**PROBLEM DESCRIPTION**: Output every entry exactly, from the first line to the last.

**INPUT FOR THIS TASK**:
'''
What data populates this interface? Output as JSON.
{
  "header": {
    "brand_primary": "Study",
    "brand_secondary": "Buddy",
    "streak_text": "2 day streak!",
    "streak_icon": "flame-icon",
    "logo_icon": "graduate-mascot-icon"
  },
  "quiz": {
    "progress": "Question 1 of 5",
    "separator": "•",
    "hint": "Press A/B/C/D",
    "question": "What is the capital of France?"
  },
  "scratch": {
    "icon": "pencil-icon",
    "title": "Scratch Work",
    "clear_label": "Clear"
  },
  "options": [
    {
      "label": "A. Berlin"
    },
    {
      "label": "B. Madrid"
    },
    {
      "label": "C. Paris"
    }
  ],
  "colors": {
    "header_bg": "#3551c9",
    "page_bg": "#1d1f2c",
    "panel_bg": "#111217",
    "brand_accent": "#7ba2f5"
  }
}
'''
**COMPLETE OUTPUT**:
What data populates this interface? Output as JSON.
{
  "header": {
    "brand_primary": "Study",
    "brand_secondary": "Buddy",
    "streak_text": "2 day streak!",
    "streak_icon": "flame-icon",
    "logo_icon": "graduate-mascot-icon"
  },
  "quiz": {
    "progress": "Question 1 of 5",
    "separator": "•",
    "hint": "Press A/B/C/D",
    "question": "What is the capital of France?"
  },
  "scratch": {
    "icon": "pencil-icon",
    "title": "Scratch Work",
    "clear_label": "Clear"
  },
  "options": [
    {
      "label": "A. Berlin"
    },
    {
      "label": "B. Madrid"
    },
    {
      "label": "C. Paris"
    }
  ],
  "colors": {
    "header_bg": "#3551c9",
    "page_bg": "#1d1f2c",
    "panel_bg": "#111217",
    "brand_accent": "#7ba2f5"
  }
}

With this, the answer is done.